■ Exercise goal
Write the records below out again exactly as given, with no images.

***

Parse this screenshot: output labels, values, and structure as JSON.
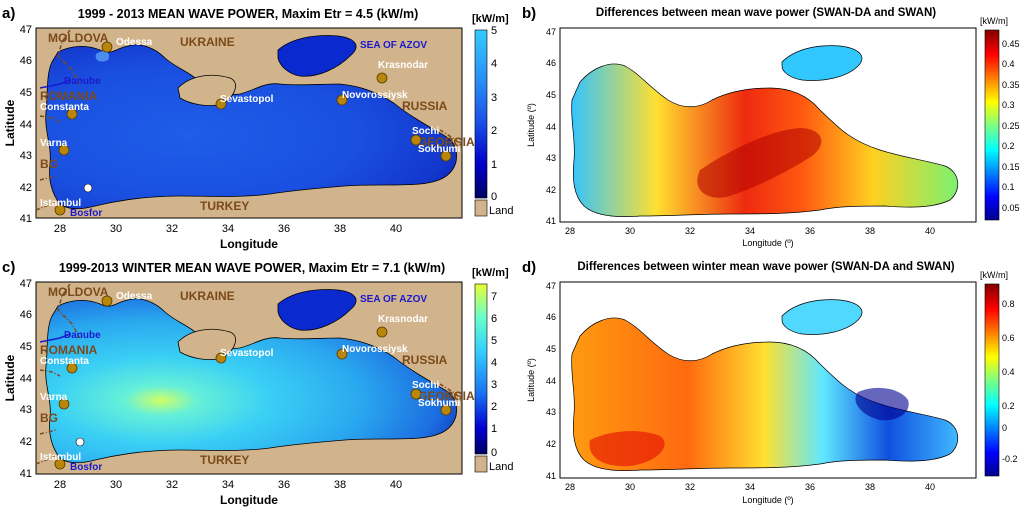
{
  "colors": {
    "land": "#d2b48c",
    "city_marker": "#b8860b",
    "country_label": "#7a4a1a",
    "sea_label": "#1a1acc",
    "danube": "#1a1acc",
    "border": "#7a4a1a",
    "coast": "#000000"
  },
  "panels": [
    {
      "panel_letter": "a)",
      "title": "1999 - 2013  MEAN WAVE POWER, Maxim Etr = 4.5 (kW/m)",
      "xlabel": "Longitude",
      "ylabel": "Latitude",
      "xticks": [
        "28",
        "30",
        "32",
        "34",
        "36",
        "38",
        "40"
      ],
      "yticks": [
        "47",
        "46",
        "45",
        "44",
        "43",
        "42",
        "41"
      ],
      "colorbar_unit": "[kW/m]",
      "colorbar_ticks": [
        "5",
        "4",
        "3",
        "2",
        "1",
        "0"
      ],
      "colorbar_land_label": "Land",
      "country_labels": [
        "MOLDOVA",
        "UKRAINE",
        "ROMANIA",
        "RUSSIA",
        "BG",
        "GEORGIA",
        "TURKEY"
      ],
      "sea_labels": [
        "SEA OF AZOV",
        "Danube",
        "Bosfor"
      ],
      "cities": [
        "Odessa",
        "Krasnodar",
        "Constanta",
        "Sevastopol",
        "Novorossiysk",
        "Varna",
        "Sochi",
        "Sokhumi",
        "Istambul"
      ],
      "colormap": "blue"
    },
    {
      "panel_letter": "b)",
      "title": "Differences between mean wave power (SWAN-DA and SWAN)",
      "xlabel": "Longitude (º)",
      "ylabel": "Latitude (º)",
      "xticks": [
        "28",
        "30",
        "32",
        "34",
        "36",
        "38",
        "40"
      ],
      "yticks": [
        "47",
        "46",
        "45",
        "44",
        "43",
        "42",
        "41"
      ],
      "colorbar_unit": "[kW/m]",
      "colorbar_ticks": [
        "0.45",
        "0.4",
        "0.35",
        "0.3",
        "0.25",
        "0.2",
        "0.15",
        "0.1",
        "0.05"
      ],
      "colormap": "jet"
    },
    {
      "panel_letter": "c)",
      "title": "1999-2013 WINTER MEAN WAVE POWER, Maxim Etr = 7.1 (kW/m)",
      "xlabel": "Longitude",
      "ylabel": "Latitude",
      "xticks": [
        "28",
        "30",
        "32",
        "34",
        "36",
        "38",
        "40"
      ],
      "yticks": [
        "47",
        "46",
        "45",
        "44",
        "43",
        "42",
        "41"
      ],
      "colorbar_unit": "[kW/m]",
      "colorbar_ticks": [
        "7",
        "6",
        "5",
        "4",
        "3",
        "2",
        "1",
        "0"
      ],
      "colorbar_land_label": "Land",
      "country_labels": [
        "MOLDOVA",
        "UKRAINE",
        "ROMANIA",
        "RUSSIA",
        "BG",
        "GEORGIA",
        "TURKEY"
      ],
      "sea_labels": [
        "SEA OF AZOV",
        "Danube",
        "Bosfor"
      ],
      "cities": [
        "Odessa",
        "Krasnodar",
        "Constanta",
        "Sevastopol",
        "Novorossiysk",
        "Varna",
        "Sochi",
        "Sokhumi",
        "Istambul"
      ],
      "colormap": "winter"
    },
    {
      "panel_letter": "d)",
      "title": "Differences between winter mean wave power (SWAN-DA and SWAN)",
      "xlabel": "Longitude (º)",
      "ylabel": "Latitude (º)",
      "xticks": [
        "28",
        "30",
        "32",
        "34",
        "36",
        "38",
        "40"
      ],
      "yticks": [
        "47",
        "46",
        "45",
        "44",
        "43",
        "42",
        "41"
      ],
      "colorbar_unit": "[kW/m]",
      "colorbar_ticks": [
        "0.8",
        "0.6",
        "0.4",
        "0.2",
        "0",
        "-0.2"
      ],
      "colormap": "jet"
    }
  ]
}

***

■ Complete answer
Parse this screenshot: output labels, values, and structure as JSON.
{
  "colors": {
    "land": "#d2b48c",
    "city_marker": "#b8860b",
    "country_label": "#7a4a1a",
    "sea_label": "#1a1acc",
    "danube": "#1a1acc",
    "border": "#7a4a1a",
    "coast": "#000000"
  },
  "panels": [
    {
      "panel_letter": "a)",
      "title": "1999 - 2013  MEAN WAVE POWER, Maxim Etr = 4.5 (kW/m)",
      "xlabel": "Longitude",
      "ylabel": "Latitude",
      "xticks": [
        "28",
        "30",
        "32",
        "34",
        "36",
        "38",
        "40"
      ],
      "yticks": [
        "47",
        "46",
        "45",
        "44",
        "43",
        "42",
        "41"
      ],
      "colorbar_unit": "[kW/m]",
      "colorbar_ticks": [
        "5",
        "4",
        "3",
        "2",
        "1",
        "0"
      ],
      "colorbar_land_label": "Land",
      "country_labels": [
        "MOLDOVA",
        "UKRAINE",
        "ROMANIA",
        "RUSSIA",
        "BG",
        "GEORGIA",
        "TURKEY"
      ],
      "sea_labels": [
        "SEA OF AZOV",
        "Danube",
        "Bosfor"
      ],
      "cities": [
        "Odessa",
        "Krasnodar",
        "Constanta",
        "Sevastopol",
        "Novorossiysk",
        "Varna",
        "Sochi",
        "Sokhumi",
        "Istambul"
      ],
      "colormap": "blue"
    },
    {
      "panel_letter": "b)",
      "title": "Differences between mean wave power (SWAN-DA and SWAN)",
      "xlabel": "Longitude (º)",
      "ylabel": "Latitude (º)",
      "xticks": [
        "28",
        "30",
        "32",
        "34",
        "36",
        "38",
        "40"
      ],
      "yticks": [
        "47",
        "46",
        "45",
        "44",
        "43",
        "42",
        "41"
      ],
      "colorbar_unit": "[kW/m]",
      "colorbar_ticks": [
        "0.45",
        "0.4",
        "0.35",
        "0.3",
        "0.25",
        "0.2",
        "0.15",
        "0.1",
        "0.05"
      ],
      "colormap": "jet"
    },
    {
      "panel_letter": "c)",
      "title": "1999-2013 WINTER MEAN WAVE POWER, Maxim Etr = 7.1 (kW/m)",
      "xlabel": "Longitude",
      "ylabel": "Latitude",
      "xticks": [
        "28",
        "30",
        "32",
        "34",
        "36",
        "38",
        "40"
      ],
      "yticks": [
        "47",
        "46",
        "45",
        "44",
        "43",
        "42",
        "41"
      ],
      "colorbar_unit": "[kW/m]",
      "colorbar_ticks": [
        "7",
        "6",
        "5",
        "4",
        "3",
        "2",
        "1",
        "0"
      ],
      "colorbar_land_label": "Land",
      "country_labels": [
        "MOLDOVA",
        "UKRAINE",
        "ROMANIA",
        "RUSSIA",
        "BG",
        "GEORGIA",
        "TURKEY"
      ],
      "sea_labels": [
        "SEA OF AZOV",
        "Danube",
        "Bosfor"
      ],
      "cities": [
        "Odessa",
        "Krasnodar",
        "Constanta",
        "Sevastopol",
        "Novorossiysk",
        "Varna",
        "Sochi",
        "Sokhumi",
        "Istambul"
      ],
      "colormap": "winter"
    },
    {
      "panel_letter": "d)",
      "title": "Differences between winter mean wave power (SWAN-DA and SWAN)",
      "xlabel": "Longitude (º)",
      "ylabel": "Latitude (º)",
      "xticks": [
        "28",
        "30",
        "32",
        "34",
        "36",
        "38",
        "40"
      ],
      "yticks": [
        "47",
        "46",
        "45",
        "44",
        "43",
        "42",
        "41"
      ],
      "colorbar_unit": "[kW/m]",
      "colorbar_ticks": [
        "0.8",
        "0.6",
        "0.4",
        "0.2",
        "0",
        "-0.2"
      ],
      "colormap": "jet"
    }
  ]
}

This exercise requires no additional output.